#### [GOAL]
Report every line below that holds the word "will".

───── EXERCISE INPUT ─────

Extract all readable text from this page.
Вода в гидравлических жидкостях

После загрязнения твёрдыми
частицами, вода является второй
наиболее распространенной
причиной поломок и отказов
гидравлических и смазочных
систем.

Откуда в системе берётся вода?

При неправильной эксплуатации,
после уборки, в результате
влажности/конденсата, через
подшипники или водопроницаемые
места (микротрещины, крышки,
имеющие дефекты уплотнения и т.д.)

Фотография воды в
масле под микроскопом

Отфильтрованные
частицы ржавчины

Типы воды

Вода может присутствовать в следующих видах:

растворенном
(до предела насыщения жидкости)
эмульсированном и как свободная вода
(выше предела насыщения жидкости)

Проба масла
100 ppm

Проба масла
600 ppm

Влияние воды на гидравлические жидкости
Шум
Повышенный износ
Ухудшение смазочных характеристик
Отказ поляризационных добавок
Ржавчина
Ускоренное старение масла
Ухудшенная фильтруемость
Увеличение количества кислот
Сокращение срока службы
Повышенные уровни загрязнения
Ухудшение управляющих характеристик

─────
───── EXERCISE INPUT ─────

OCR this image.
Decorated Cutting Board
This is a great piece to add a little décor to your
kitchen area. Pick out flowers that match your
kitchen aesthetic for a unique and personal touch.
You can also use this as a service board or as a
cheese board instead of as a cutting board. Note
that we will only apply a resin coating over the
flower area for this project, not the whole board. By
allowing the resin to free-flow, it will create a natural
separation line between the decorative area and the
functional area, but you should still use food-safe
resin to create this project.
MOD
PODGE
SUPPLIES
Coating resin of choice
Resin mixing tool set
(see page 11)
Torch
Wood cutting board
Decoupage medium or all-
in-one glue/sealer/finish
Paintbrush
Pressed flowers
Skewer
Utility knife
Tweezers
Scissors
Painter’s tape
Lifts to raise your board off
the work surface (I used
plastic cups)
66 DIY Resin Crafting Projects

─────
───── EXERCISE INPUT ─────

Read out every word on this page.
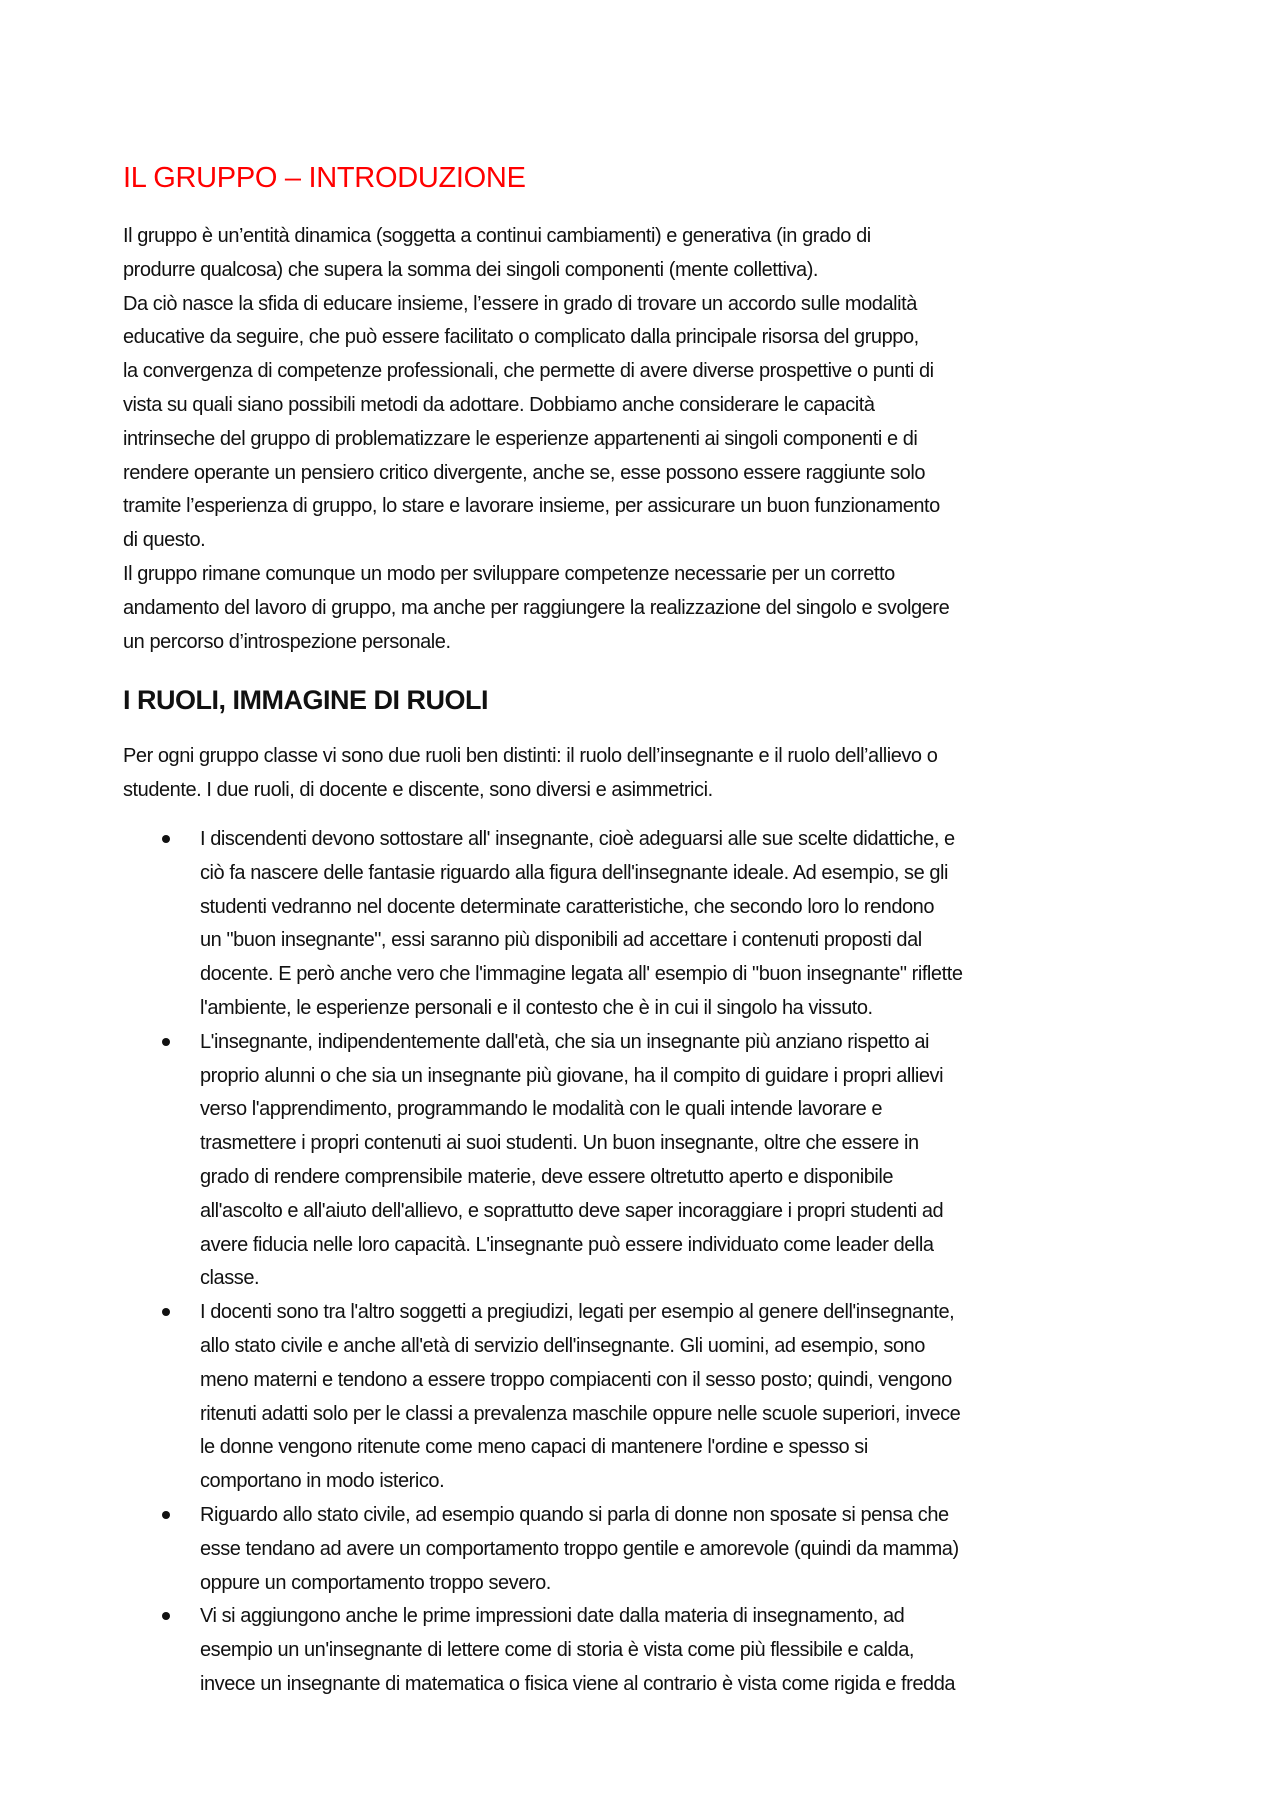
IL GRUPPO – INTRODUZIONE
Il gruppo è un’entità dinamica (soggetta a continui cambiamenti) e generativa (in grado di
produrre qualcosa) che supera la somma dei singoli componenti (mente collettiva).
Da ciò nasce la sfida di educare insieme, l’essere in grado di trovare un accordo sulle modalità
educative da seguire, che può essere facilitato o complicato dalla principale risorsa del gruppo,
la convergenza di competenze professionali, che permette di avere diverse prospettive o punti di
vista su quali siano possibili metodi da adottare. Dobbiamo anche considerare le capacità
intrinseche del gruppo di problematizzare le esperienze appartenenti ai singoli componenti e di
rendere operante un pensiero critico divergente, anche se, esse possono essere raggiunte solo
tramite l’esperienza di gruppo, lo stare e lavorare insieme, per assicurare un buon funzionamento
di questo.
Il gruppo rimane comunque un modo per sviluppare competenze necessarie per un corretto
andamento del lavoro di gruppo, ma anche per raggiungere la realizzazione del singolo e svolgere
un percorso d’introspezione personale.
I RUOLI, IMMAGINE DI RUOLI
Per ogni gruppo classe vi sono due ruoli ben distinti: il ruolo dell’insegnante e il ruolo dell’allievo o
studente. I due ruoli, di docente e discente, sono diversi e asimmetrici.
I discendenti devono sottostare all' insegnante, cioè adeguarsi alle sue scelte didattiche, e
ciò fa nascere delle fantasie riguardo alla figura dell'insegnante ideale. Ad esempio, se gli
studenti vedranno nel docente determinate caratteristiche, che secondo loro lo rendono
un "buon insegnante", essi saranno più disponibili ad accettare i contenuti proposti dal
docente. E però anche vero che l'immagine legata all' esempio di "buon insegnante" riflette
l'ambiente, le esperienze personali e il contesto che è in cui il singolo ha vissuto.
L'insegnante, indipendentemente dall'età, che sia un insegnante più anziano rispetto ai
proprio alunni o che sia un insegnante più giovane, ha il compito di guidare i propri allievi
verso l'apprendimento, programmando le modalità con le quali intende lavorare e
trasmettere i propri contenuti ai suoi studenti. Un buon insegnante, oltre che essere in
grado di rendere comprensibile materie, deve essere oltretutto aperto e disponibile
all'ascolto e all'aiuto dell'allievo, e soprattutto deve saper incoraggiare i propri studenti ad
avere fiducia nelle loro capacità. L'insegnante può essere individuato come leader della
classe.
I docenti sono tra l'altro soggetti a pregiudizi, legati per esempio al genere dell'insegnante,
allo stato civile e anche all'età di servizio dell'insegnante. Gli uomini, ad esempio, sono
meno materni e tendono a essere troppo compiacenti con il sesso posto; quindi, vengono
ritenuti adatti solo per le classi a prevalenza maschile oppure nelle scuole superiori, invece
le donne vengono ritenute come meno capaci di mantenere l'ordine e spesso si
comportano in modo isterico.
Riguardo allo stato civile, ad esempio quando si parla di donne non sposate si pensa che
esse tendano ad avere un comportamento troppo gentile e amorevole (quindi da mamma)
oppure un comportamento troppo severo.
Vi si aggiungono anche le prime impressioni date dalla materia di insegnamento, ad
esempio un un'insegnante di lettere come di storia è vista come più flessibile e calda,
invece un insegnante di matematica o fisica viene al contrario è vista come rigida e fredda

─────

#### [OUTPUT OF THE TASK]
that we will only apply a resin coating over the
allowing the resin to free-flow, it will create a natural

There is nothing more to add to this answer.